» Records

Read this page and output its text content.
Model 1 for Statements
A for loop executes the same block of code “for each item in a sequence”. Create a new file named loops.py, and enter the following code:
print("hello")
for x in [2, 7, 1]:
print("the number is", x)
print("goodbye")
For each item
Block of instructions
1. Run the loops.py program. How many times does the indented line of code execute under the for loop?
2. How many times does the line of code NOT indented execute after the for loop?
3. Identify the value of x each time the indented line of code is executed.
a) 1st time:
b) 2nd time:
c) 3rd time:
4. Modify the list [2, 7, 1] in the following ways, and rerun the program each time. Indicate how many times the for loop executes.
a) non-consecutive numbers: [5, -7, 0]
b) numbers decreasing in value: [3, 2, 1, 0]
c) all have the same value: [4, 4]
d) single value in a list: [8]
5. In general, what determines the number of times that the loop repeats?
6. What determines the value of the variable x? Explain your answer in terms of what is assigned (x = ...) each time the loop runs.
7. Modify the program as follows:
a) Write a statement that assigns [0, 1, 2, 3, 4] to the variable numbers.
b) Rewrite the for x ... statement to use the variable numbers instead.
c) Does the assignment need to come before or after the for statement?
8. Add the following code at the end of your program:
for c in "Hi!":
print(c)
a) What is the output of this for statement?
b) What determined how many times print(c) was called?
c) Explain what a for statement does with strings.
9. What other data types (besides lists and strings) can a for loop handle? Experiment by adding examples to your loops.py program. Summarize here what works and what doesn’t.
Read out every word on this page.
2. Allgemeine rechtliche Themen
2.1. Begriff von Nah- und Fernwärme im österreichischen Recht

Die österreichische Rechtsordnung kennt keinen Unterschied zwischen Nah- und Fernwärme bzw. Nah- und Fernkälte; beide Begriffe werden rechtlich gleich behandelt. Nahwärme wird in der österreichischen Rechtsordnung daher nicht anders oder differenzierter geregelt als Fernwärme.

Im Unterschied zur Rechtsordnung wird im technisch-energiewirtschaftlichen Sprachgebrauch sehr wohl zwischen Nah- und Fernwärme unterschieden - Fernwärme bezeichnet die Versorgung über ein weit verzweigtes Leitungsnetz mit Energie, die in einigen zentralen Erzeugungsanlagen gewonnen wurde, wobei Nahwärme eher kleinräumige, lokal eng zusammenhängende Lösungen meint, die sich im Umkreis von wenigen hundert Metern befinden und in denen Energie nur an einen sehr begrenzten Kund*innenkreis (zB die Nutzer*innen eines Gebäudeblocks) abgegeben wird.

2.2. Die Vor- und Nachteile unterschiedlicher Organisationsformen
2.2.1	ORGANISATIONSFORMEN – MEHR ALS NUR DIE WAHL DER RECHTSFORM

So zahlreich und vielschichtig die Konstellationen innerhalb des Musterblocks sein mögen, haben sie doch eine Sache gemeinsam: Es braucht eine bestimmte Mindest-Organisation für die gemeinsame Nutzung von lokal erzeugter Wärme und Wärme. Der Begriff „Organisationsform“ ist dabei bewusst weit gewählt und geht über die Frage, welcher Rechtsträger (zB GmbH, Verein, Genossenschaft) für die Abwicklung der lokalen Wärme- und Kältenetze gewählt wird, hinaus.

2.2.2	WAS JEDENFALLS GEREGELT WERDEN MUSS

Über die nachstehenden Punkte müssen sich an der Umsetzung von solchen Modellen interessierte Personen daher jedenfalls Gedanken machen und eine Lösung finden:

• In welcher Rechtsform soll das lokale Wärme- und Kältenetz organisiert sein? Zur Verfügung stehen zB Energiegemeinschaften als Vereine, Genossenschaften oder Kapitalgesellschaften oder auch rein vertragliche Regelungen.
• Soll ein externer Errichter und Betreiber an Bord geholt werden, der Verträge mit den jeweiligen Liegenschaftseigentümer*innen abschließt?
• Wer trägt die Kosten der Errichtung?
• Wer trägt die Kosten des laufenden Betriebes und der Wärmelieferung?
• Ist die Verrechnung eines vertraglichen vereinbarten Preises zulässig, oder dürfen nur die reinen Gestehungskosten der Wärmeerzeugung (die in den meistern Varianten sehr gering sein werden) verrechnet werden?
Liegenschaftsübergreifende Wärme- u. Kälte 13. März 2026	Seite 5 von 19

» Problem to work on
Every entry must be output again, exactly as written above.

» Output for this task
Read this page and output its text content.
Model 1 for Statements
A for loop executes the same block of code “for each item in a sequence”. Create a new file named loops.py, and enter the following code:
print("hello")
for x in [2, 7, 1]:
print("the number is", x)
print("goodbye")
For each item
Block of instructions
1. Run the loops.py program. How many times does the indented line of code execute under the for loop?
2. How many times does the line of code NOT indented execute after the for loop?
3. Identify the value of x each time the indented line of code is executed.
a) 1st time:
b) 2nd time:
c) 3rd time:
4. Modify the list [2, 7, 1] in the following ways, and rerun the program each time. Indicate how many times the for loop executes.
a) non-consecutive numbers: [5, -7, 0]
b) numbers decreasing in value: [3, 2, 1, 0]
c) all have the same value: [4, 4]
d) single value in a list: [8]
5. In general, what determines the number of times that the loop repeats?
6. What determines the value of the variable x? Explain your answer in terms of what is assigned (x = ...) each time the loop runs.
7. Modify the program as follows:
a) Write a statement that assigns [0, 1, 2, 3, 4] to the variable numbers.
b) Rewrite the for x ... statement to use the variable numbers instead.
c) Does the assignment need to come before or after the for statement?
8. Add the following code at the end of your program:
for c in "Hi!":
print(c)
a) What is the output of this for statement?
b) What determined how many times print(c) was called?
c) Explain what a for statement does with strings.
9. What other data types (besides lists and strings) can a for loop handle? Experiment by adding examples to your loops.py program. Summarize here what works and what doesn’t.
Read out every word on this page.
2. Allgemeine rechtliche Themen
2.1. Begriff von Nah- und Fernwärme im österreichischen Recht

Die österreichische Rechtsordnung kennt keinen Unterschied zwischen Nah- und Fernwärme bzw. Nah- und Fernkälte; beide Begriffe werden rechtlich gleich behandelt. Nahwärme wird in der österreichischen Rechtsordnung daher nicht anders oder differenzierter geregelt als Fernwärme.

Im Unterschied zur Rechtsordnung wird im technisch-energiewirtschaftlichen Sprachgebrauch sehr wohl zwischen Nah- und Fernwärme unterschieden - Fernwärme bezeichnet die Versorgung über ein weit verzweigtes Leitungsnetz mit Energie, die in einigen zentralen Erzeugungsanlagen gewonnen wurde, wobei Nahwärme eher kleinräumige, lokal eng zusammenhängende Lösungen meint, die sich im Umkreis von wenigen hundert Metern befinden und in denen Energie nur an einen sehr begrenzten Kund*innenkreis (zB die Nutzer*innen eines Gebäudeblocks) abgegeben wird.

2.2. Die Vor- und Nachteile unterschiedlicher Organisationsformen
2.2.1	ORGANISATIONSFORMEN – MEHR ALS NUR DIE WAHL DER RECHTSFORM

So zahlreich und vielschichtig die Konstellationen innerhalb des Musterblocks sein mögen, haben sie doch eine Sache gemeinsam: Es braucht eine bestimmte Mindest-Organisation für die gemeinsame Nutzung von lokal erzeugter Wärme und Wärme. Der Begriff „Organisationsform“ ist dabei bewusst weit gewählt und geht über die Frage, welcher Rechtsträger (zB GmbH, Verein, Genossenschaft) für die Abwicklung der lokalen Wärme- und Kältenetze gewählt wird, hinaus.

2.2.2	WAS JEDENFALLS GEREGELT WERDEN MUSS

Über die nachstehenden Punkte müssen sich an der Umsetzung von solchen Modellen interessierte Personen daher jedenfalls Gedanken machen und eine Lösung finden:

• In welcher Rechtsform soll das lokale Wärme- und Kältenetz organisiert sein? Zur Verfügung stehen zB Energiegemeinschaften als Vereine, Genossenschaften oder Kapitalgesellschaften oder auch rein vertragliche Regelungen.
• Soll ein externer Errichter und Betreiber an Bord geholt werden, der Verträge mit den jeweiligen Liegenschaftseigentümer*innen abschließt?
• Wer trägt die Kosten der Errichtung?
• Wer trägt die Kosten des laufenden Betriebes und der Wärmelieferung?
• Ist die Verrechnung eines vertraglichen vereinbarten Preises zulässig, oder dürfen nur die reinen Gestehungskosten der Wärmeerzeugung (die in den meistern Varianten sehr gering sein werden) verrechnet werden?
Liegenschaftsübergreifende Wärme- u. Kälte 13. März 2026	Seite 5 von 19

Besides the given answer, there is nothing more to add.